▶ TASK OBJECTIVE: Tally all lines containing the word "方法点拨". Give the number alone.
-- START --
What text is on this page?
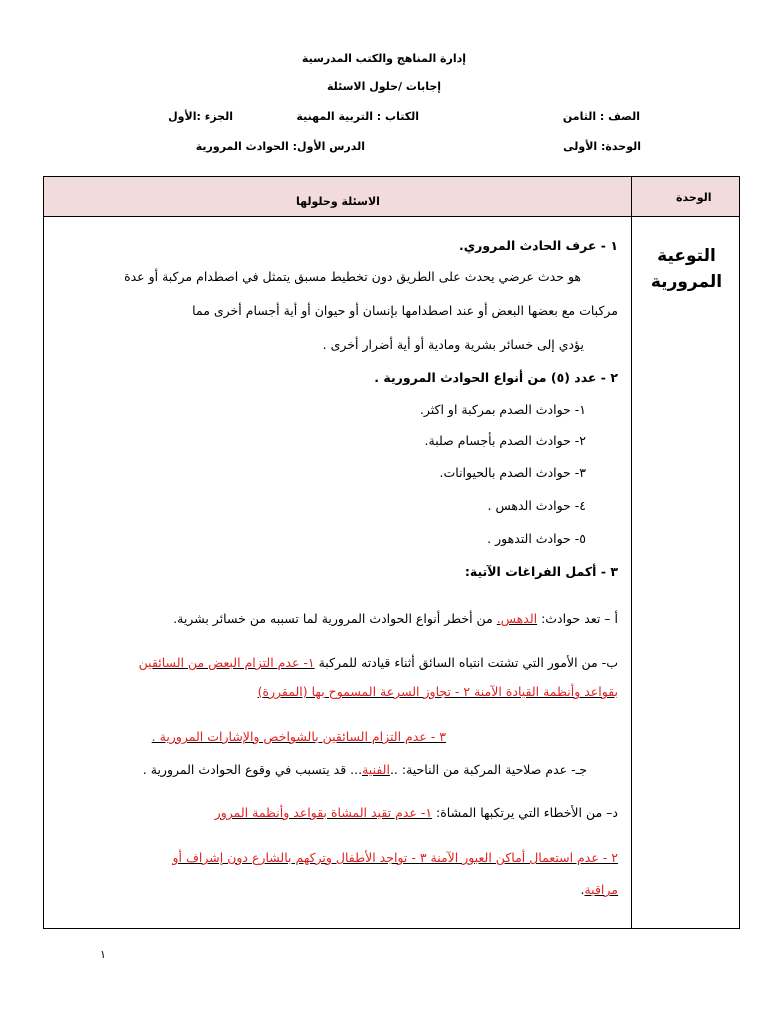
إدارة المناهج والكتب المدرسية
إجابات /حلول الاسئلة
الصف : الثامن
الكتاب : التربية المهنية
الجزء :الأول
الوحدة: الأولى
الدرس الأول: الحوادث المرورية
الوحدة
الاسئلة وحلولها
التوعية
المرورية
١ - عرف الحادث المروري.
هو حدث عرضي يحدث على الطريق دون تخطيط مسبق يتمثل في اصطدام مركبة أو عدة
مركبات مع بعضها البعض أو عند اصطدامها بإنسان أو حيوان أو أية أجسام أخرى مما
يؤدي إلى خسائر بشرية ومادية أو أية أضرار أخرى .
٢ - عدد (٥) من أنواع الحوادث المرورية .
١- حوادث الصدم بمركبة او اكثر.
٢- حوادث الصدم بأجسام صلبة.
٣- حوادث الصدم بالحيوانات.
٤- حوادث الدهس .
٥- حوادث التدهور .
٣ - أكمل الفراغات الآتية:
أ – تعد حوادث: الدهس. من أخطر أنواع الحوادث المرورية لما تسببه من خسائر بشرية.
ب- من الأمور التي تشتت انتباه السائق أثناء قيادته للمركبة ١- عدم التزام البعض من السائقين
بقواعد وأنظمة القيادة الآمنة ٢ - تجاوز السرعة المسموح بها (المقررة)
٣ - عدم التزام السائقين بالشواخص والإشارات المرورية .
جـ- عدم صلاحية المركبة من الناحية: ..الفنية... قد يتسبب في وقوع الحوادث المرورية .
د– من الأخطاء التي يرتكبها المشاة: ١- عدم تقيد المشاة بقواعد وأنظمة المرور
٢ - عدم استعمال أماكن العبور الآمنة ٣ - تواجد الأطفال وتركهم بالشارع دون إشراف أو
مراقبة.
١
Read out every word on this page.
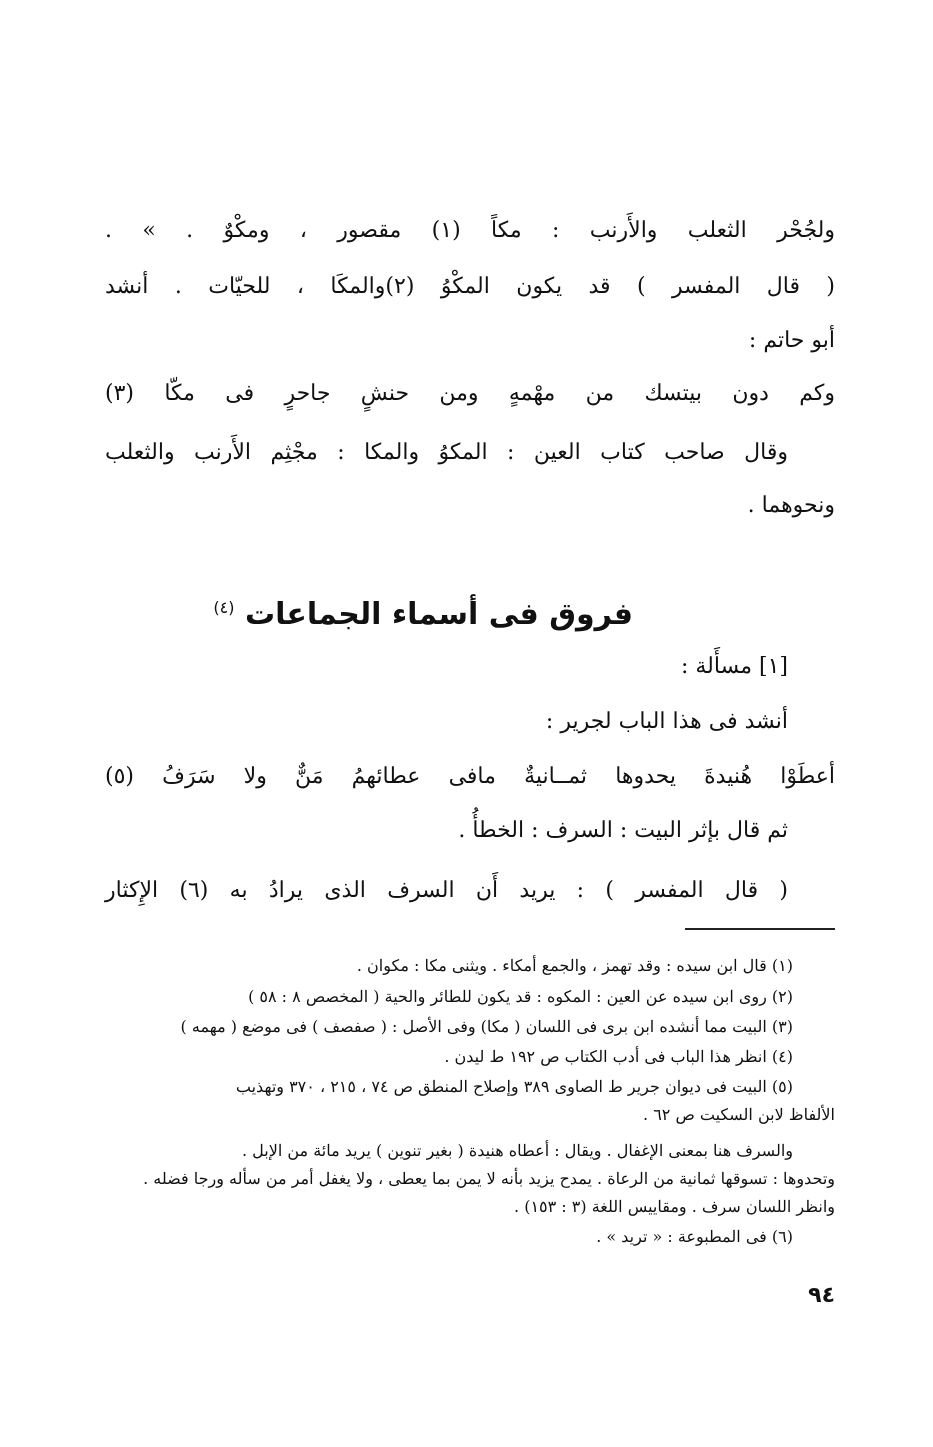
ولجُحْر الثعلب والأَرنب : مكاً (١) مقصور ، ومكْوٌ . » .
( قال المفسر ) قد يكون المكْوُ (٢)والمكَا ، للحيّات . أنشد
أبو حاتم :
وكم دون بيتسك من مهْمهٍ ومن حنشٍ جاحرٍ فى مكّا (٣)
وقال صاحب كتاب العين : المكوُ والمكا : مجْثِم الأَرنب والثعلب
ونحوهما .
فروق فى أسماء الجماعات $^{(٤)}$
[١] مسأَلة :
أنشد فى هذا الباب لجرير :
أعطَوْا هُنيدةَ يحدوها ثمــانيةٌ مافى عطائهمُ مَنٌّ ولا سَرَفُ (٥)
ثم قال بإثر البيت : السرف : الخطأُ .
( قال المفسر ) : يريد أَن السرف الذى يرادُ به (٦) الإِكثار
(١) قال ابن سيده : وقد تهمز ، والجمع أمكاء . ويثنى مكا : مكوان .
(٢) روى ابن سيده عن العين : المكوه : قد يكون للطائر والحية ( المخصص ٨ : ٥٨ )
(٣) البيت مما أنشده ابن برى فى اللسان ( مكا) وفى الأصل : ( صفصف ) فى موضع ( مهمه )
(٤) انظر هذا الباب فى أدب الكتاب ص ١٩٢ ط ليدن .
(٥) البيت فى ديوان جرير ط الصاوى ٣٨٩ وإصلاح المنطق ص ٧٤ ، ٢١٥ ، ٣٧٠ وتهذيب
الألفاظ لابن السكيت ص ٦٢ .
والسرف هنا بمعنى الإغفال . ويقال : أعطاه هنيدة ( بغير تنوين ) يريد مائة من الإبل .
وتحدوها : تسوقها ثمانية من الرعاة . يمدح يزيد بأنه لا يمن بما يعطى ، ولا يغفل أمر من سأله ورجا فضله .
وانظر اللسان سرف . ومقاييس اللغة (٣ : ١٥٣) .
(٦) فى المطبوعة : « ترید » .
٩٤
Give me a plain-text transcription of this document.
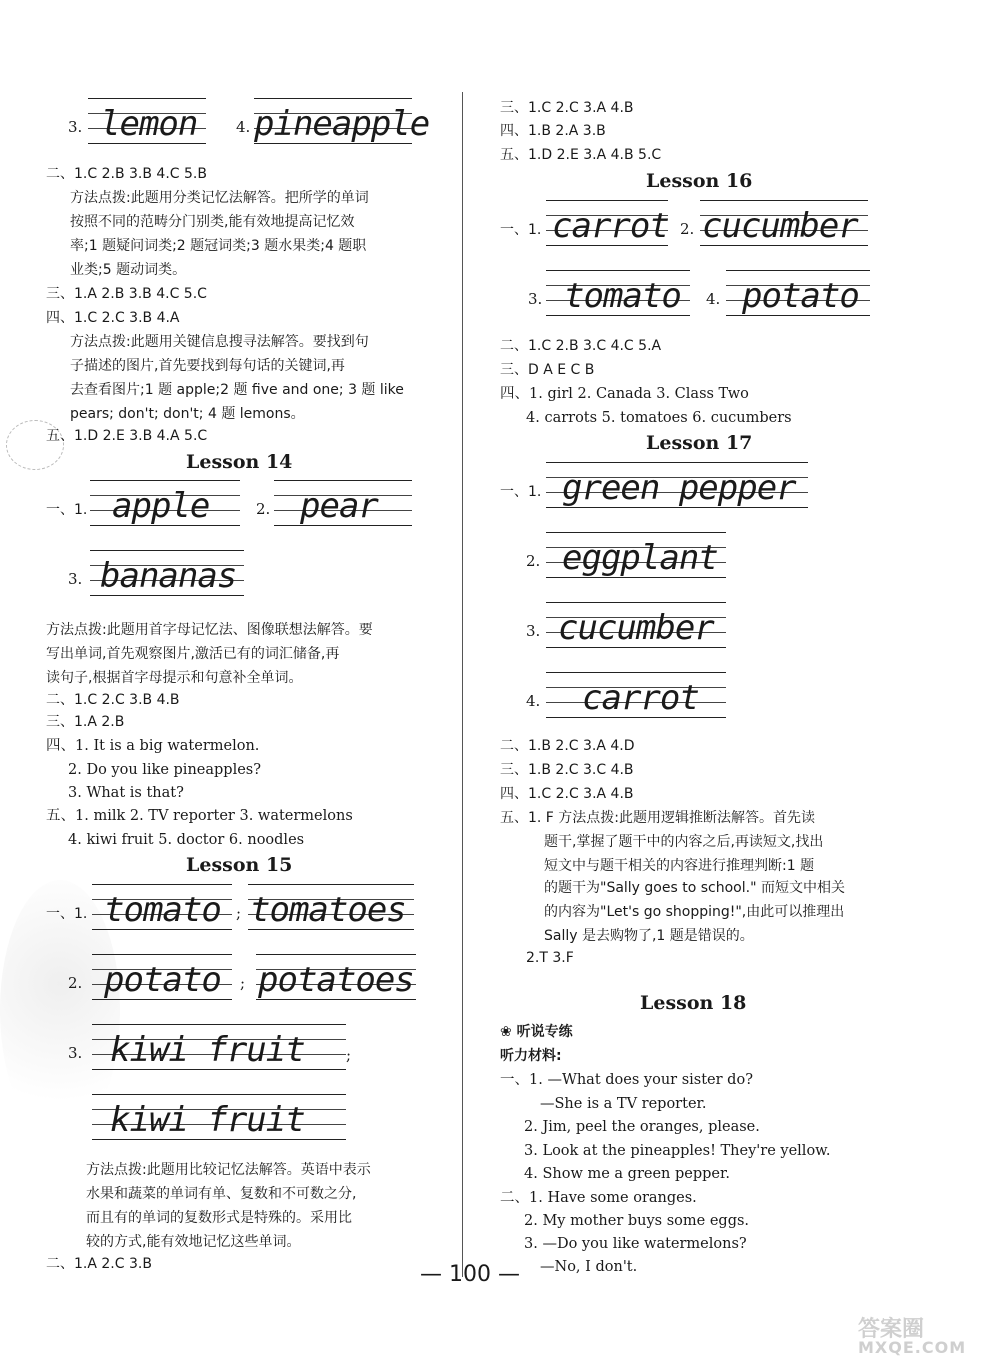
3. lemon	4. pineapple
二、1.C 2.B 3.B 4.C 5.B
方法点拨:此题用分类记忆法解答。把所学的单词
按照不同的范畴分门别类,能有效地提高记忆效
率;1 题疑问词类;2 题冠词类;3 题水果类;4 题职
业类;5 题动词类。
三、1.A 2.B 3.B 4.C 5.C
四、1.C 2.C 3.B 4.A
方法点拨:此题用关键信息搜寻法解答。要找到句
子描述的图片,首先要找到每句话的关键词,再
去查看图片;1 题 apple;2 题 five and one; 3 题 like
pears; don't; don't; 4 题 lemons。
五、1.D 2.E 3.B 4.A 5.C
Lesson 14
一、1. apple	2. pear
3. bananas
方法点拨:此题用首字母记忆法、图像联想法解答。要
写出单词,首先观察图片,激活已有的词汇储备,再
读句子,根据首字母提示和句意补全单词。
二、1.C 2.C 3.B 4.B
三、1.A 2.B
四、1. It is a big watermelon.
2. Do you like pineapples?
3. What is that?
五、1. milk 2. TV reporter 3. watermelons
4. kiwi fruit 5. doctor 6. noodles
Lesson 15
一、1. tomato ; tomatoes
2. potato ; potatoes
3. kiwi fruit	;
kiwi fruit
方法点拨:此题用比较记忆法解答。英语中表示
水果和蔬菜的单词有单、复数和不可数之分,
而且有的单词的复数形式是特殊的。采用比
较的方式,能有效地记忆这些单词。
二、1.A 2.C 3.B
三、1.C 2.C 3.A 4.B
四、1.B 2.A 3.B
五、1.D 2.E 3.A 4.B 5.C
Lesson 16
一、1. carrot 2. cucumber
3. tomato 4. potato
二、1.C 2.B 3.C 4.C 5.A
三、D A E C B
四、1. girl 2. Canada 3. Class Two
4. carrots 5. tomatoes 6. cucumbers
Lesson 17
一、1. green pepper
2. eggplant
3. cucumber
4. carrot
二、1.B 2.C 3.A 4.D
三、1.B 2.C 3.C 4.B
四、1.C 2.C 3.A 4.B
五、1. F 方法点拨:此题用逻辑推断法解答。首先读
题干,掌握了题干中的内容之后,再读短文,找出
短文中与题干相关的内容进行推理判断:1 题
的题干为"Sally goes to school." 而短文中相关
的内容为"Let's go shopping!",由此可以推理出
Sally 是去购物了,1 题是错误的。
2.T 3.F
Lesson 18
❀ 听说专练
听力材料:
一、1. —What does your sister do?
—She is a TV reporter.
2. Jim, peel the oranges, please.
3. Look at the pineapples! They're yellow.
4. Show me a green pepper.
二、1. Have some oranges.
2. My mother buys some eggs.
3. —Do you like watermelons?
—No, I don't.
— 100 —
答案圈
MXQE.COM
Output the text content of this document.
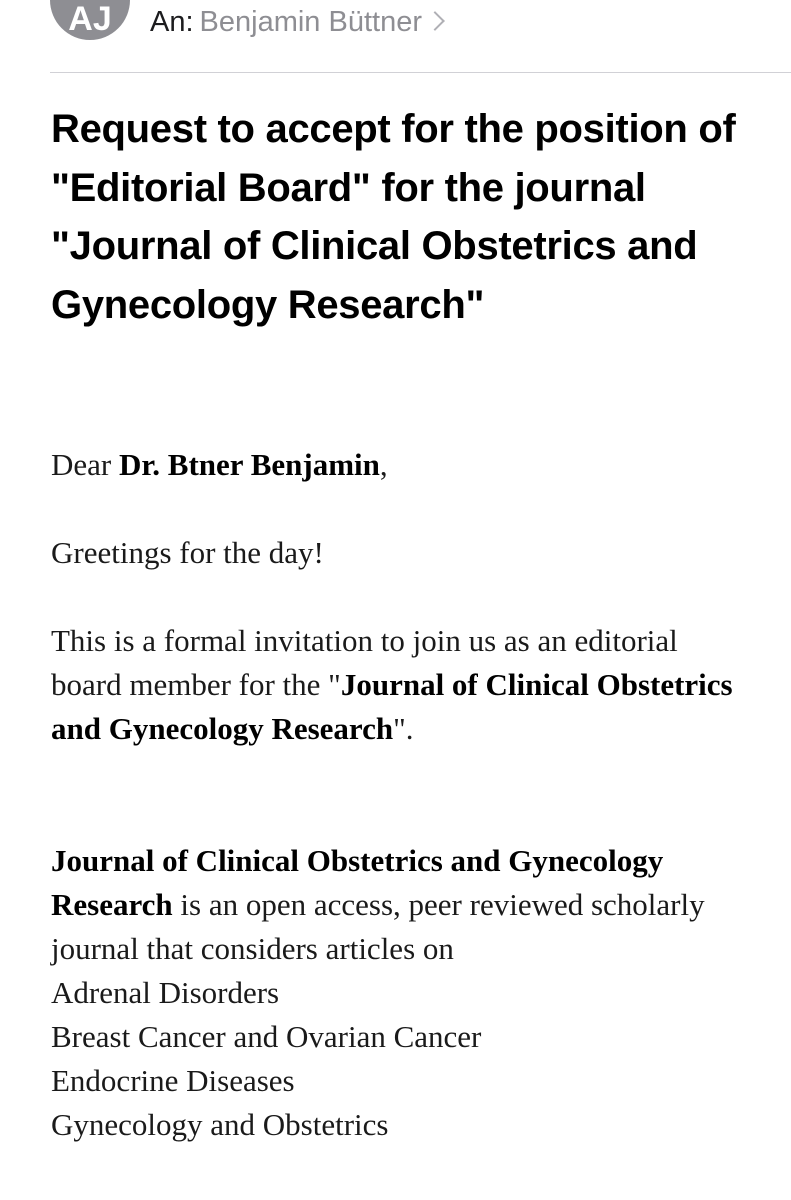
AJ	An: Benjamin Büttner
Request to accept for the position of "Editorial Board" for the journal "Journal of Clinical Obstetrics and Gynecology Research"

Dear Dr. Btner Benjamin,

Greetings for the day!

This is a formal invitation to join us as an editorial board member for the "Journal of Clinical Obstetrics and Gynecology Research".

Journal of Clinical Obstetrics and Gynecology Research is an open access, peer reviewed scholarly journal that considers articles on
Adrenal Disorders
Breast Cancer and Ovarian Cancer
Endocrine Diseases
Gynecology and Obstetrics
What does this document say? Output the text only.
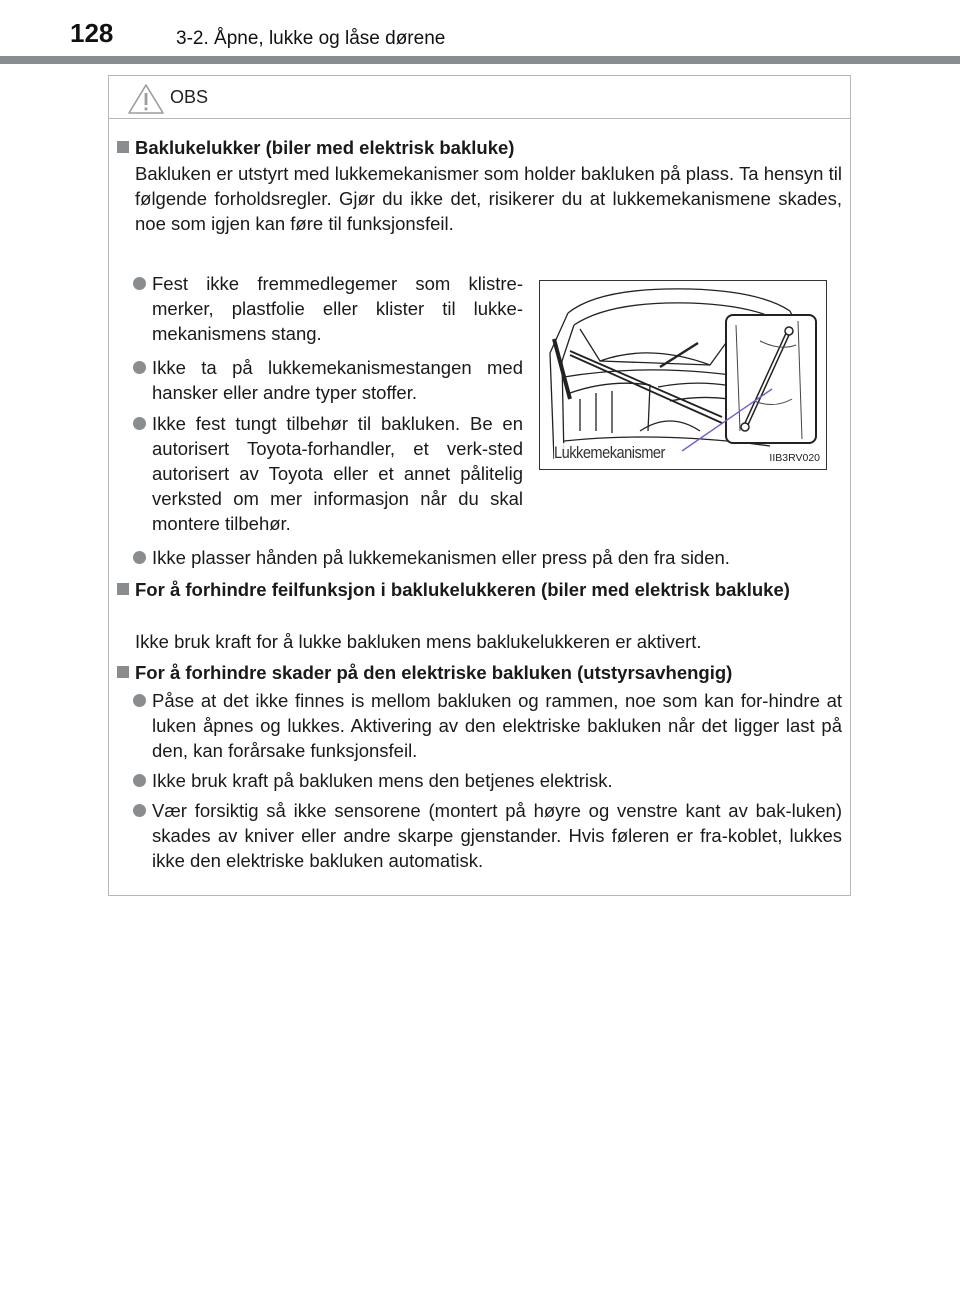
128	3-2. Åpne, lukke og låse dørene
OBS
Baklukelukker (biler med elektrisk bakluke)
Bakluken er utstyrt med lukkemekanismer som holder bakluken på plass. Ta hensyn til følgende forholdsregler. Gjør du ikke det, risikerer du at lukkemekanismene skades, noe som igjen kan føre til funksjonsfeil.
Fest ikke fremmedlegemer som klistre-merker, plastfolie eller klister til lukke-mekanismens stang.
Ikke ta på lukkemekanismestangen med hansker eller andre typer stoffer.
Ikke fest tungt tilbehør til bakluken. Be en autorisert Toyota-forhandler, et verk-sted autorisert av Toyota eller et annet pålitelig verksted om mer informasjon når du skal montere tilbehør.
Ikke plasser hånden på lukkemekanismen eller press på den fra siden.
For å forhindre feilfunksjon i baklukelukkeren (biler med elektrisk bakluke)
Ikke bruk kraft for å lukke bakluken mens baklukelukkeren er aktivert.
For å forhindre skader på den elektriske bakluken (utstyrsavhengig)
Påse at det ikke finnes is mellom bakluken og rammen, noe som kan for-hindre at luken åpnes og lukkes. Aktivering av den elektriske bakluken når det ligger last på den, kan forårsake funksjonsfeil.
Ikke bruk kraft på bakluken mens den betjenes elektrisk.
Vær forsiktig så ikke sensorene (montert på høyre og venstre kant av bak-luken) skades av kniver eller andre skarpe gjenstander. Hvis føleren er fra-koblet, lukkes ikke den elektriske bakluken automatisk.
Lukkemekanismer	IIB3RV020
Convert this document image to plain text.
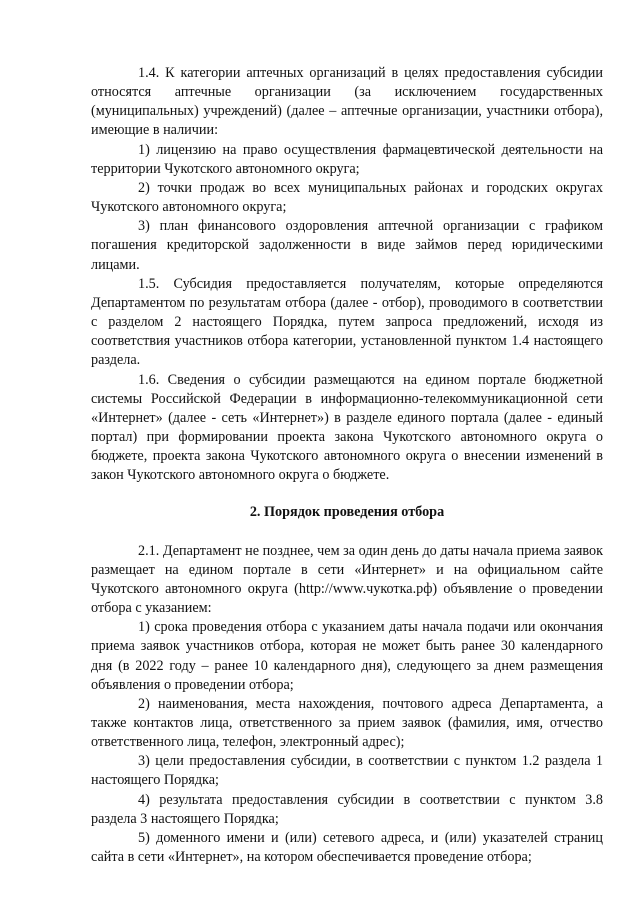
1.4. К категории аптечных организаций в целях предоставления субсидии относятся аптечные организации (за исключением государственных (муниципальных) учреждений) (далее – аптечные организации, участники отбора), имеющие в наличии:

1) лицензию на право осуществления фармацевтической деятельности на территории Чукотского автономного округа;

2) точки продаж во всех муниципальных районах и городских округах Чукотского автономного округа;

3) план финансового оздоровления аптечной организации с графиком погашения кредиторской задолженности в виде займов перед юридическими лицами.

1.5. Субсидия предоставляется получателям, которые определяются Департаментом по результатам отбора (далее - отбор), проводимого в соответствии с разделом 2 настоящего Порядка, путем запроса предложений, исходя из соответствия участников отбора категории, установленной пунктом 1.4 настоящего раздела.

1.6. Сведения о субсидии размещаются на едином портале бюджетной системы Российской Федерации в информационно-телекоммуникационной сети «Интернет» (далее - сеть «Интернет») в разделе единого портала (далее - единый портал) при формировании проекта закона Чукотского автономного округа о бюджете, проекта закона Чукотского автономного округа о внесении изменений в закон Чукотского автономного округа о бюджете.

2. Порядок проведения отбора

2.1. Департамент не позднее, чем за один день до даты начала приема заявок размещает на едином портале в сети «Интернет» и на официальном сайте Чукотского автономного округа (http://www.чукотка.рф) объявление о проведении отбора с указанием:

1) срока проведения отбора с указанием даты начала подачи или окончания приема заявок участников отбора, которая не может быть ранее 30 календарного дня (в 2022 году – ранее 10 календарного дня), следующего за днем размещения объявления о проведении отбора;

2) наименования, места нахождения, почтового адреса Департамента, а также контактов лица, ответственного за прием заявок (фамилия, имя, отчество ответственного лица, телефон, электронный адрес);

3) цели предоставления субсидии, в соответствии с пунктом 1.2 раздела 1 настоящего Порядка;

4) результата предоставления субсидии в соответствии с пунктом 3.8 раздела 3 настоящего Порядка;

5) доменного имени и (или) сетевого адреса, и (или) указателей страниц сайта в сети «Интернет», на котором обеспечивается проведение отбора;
-- END --
▶ COMPLETE OUTPUT: 5